* [BRANO DA LEGGERE]
***

ECCO PERCHE’ IL POPOLO DI DESTRA ORA E’ CONTRO LA GUERRA
Pubblicato il 22 marzo, 2011 in Politica | Nessun commento »
Impossibile negarlo: al popolo di destra questa guerra non piace. E non è necessario attendere i sondaggi per averne conferme, è sufficiente leggere i commenti lasciati dai nostri lettori su ilgiornale.it o i tanti blog di area: è un diluvio di opinioni contrarie. Ma anche a sinistra le cose non vanno come al solito. Sono tutti allineati: il Pd, Repubblica, l’Unità, persino Di Pietro. Ma a favore della guerra, nonostante anche sui blog progressisti emergano molti dissensi. Gli eroi pacifisti di altre guerre – come Gino Strada – questa volta faticano a trovare spazio. D’altronde non sono annunciate le consuete manifestazioni del popolo Arcobaleno, che lascia le bandiere ripiegate nell’armadio e che difficilmente, nei prossimi giorni, le srotolerà.

***

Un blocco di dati
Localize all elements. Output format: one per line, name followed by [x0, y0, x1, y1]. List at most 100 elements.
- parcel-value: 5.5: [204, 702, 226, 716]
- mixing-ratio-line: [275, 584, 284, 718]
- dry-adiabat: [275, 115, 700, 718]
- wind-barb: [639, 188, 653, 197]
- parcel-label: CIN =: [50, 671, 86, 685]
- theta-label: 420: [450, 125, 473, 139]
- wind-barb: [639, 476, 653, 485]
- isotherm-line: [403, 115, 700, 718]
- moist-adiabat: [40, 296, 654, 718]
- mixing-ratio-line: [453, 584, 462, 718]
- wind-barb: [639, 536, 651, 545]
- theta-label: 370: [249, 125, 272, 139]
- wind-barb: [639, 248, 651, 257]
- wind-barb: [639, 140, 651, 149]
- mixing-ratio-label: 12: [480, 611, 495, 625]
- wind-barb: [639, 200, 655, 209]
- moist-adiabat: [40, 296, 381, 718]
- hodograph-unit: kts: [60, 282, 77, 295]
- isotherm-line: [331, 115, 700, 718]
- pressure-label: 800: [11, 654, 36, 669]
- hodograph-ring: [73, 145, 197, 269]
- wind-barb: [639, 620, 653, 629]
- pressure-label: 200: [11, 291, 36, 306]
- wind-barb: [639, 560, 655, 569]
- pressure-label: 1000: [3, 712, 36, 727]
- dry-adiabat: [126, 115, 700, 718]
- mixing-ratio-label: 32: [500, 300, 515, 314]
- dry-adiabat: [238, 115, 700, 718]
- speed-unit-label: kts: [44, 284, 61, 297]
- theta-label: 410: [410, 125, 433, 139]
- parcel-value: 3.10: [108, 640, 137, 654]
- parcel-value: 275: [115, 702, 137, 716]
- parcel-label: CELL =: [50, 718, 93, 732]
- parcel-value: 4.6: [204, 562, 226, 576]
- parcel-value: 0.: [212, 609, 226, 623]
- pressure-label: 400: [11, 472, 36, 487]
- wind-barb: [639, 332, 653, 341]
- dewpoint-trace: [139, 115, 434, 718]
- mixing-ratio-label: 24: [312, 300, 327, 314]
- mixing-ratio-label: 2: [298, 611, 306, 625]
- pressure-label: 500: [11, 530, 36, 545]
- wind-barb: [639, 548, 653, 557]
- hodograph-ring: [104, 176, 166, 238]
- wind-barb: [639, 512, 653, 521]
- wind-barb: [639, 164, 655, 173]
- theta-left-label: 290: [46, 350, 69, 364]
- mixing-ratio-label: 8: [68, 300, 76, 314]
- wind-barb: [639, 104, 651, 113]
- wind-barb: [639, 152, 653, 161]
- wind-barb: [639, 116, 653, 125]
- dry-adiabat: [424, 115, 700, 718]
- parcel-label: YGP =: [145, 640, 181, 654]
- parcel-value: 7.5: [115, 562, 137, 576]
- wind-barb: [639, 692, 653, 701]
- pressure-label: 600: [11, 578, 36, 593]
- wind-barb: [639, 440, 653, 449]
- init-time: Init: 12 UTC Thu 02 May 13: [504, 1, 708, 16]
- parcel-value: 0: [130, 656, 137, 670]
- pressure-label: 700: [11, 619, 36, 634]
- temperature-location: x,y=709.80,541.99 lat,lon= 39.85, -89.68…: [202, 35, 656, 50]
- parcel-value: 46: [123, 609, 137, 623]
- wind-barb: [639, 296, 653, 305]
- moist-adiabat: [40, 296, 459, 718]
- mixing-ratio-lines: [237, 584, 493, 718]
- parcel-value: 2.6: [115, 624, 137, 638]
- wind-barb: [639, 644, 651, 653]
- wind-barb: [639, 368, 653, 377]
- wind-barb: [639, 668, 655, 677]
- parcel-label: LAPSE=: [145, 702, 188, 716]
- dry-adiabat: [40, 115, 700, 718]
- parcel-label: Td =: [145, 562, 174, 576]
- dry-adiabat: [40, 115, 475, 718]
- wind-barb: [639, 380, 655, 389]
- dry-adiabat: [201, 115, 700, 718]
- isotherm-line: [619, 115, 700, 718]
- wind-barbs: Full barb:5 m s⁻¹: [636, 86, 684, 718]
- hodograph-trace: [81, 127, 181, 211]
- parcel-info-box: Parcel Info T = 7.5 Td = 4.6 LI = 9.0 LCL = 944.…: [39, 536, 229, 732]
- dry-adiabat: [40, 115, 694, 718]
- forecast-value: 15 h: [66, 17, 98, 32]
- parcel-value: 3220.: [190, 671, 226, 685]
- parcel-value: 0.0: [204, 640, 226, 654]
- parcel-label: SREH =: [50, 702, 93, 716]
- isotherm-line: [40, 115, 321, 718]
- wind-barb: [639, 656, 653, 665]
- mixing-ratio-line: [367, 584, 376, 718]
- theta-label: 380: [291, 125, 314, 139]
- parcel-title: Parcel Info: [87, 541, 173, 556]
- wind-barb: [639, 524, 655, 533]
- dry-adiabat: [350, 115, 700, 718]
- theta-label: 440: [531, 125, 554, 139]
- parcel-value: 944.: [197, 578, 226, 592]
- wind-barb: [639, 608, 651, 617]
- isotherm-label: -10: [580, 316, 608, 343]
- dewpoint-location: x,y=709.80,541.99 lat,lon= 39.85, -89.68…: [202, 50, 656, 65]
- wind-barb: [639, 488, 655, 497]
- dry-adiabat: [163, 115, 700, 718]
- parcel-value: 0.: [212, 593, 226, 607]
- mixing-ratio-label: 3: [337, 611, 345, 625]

***

* [ESERCIZIO BREVE 1] Traduci in inglese questa frase del brano sul popolo di destra e la guerra: «Impossibile negarlo: al popolo di destra questa guerra non piace.»
* [ESERCIZIO BREVE 2] Scrivi il seguito del brano sul popolo di destra e la guerra, ripartendo da dove si interrompe.

* [RISPOSTA ATTESA 1] There's no denying it: the people on the right don't like this war.

* [RISPOSTA ATTESA 2]
Sorpresa, noi giornalisti ci interroghiamo: forse non sappiamo più capire l’Italia? Lo sconcerto è comprensibile eppure questo ribaltamento di ruoli è tutt’altro che inspiegabile. A condizione di conoscere i meccanismi che regolano l’opinione pubblica e inducono la gente a maturare giudizi su fatti di attualità. È tutta una questione di frame, ovvero di un parametro incorniciato nella coscienza collettiva, che funziona come un filtro mentale. Le notizie che confortano e riaffermano il giudizio già maturato nella nostra mente vengono accettate e enfatizzate, quelle discordanti minimizzate o scartate.
Il frame vale per ogni evento, ma è fondamentale in occasione delle guerre che, per essere accettate, e soprattutto spiegate in termini. A lungo, insistentemente. La prima guerra e la seconda guerra in Irak, persino quella in Afghanistan – sebbene fosse stata decisa sull’onda impetuosa dell’11 settembre – sono state preparate per settimane, durante le quali i governi occidentali hanno convinto la maggioranza della popolazione a sostenere l’intervento. In nome della sicurezza, della libertà, per difendersi da una minaccia suprema. In questi casi l’opinione pubblica di destra appoggia convinta, quella di sinistra rifiuta ma resta minoritaria. È il tempo la variabile decisiva.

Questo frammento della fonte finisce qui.